[Records about charts and figures]
****************

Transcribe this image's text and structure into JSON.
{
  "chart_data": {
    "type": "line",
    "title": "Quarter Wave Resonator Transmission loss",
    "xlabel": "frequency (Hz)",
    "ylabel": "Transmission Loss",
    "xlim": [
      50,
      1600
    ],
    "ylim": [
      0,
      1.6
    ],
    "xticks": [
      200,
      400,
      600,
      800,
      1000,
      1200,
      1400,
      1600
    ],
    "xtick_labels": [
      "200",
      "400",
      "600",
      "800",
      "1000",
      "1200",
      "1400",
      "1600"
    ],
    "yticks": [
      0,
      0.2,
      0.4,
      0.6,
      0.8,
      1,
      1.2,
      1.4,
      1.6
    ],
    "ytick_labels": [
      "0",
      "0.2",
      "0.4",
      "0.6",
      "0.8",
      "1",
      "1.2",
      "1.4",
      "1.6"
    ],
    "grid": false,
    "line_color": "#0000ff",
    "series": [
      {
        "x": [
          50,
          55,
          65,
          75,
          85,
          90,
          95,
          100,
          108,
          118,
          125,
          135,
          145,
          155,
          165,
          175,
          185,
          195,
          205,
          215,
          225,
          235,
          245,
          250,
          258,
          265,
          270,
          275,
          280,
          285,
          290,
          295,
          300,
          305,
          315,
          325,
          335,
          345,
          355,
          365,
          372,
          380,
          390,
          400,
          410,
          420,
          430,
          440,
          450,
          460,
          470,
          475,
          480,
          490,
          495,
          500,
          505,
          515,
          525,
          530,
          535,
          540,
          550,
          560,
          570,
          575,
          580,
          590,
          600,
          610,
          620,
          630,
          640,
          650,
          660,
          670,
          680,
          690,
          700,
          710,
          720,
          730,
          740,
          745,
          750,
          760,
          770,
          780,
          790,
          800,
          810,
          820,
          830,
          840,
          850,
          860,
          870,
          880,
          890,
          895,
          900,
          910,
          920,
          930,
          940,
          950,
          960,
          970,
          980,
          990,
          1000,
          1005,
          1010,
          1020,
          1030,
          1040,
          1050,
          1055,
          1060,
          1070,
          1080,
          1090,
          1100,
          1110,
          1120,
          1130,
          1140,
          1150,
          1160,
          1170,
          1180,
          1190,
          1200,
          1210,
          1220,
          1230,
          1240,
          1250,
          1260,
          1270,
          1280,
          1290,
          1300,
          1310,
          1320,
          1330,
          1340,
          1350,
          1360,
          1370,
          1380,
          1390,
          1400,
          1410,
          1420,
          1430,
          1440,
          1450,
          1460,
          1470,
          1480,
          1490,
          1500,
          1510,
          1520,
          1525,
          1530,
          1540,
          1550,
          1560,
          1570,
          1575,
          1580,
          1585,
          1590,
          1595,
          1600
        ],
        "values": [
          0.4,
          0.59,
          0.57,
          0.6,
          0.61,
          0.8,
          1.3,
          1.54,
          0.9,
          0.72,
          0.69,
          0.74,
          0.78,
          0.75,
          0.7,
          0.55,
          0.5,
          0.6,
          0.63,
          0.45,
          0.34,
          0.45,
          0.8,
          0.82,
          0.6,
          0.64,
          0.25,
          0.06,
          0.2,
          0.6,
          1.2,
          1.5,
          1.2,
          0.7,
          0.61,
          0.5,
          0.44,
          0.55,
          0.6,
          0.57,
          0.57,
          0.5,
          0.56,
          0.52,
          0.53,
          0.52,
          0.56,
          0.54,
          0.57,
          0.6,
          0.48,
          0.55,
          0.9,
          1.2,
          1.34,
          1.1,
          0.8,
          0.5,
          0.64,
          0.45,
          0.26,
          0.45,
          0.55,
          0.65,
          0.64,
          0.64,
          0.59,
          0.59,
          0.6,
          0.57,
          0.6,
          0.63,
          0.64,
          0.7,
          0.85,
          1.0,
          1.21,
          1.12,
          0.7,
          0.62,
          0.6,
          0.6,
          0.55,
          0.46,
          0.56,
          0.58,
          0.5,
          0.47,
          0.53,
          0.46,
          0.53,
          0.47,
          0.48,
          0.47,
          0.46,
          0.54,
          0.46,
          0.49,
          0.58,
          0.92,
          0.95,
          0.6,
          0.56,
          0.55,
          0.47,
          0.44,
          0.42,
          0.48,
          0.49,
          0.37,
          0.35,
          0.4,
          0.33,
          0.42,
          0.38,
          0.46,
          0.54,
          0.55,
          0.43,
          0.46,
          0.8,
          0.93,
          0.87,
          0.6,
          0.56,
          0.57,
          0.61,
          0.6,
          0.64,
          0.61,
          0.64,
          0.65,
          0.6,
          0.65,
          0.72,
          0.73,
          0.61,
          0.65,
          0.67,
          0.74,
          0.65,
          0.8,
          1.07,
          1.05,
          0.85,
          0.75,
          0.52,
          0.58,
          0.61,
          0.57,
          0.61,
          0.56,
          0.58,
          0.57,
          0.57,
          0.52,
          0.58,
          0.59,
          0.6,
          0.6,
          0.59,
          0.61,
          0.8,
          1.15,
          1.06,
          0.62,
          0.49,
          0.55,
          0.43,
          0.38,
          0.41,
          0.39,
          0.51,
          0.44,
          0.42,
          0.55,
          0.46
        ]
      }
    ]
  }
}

****************

Requirement: Find every line in the records above that contains the word "Transmission", and copy each one.

Exercise answer:
    "title": "Quarter Wave Resonator Transmission loss",
    "ylabel": "Transmission Loss",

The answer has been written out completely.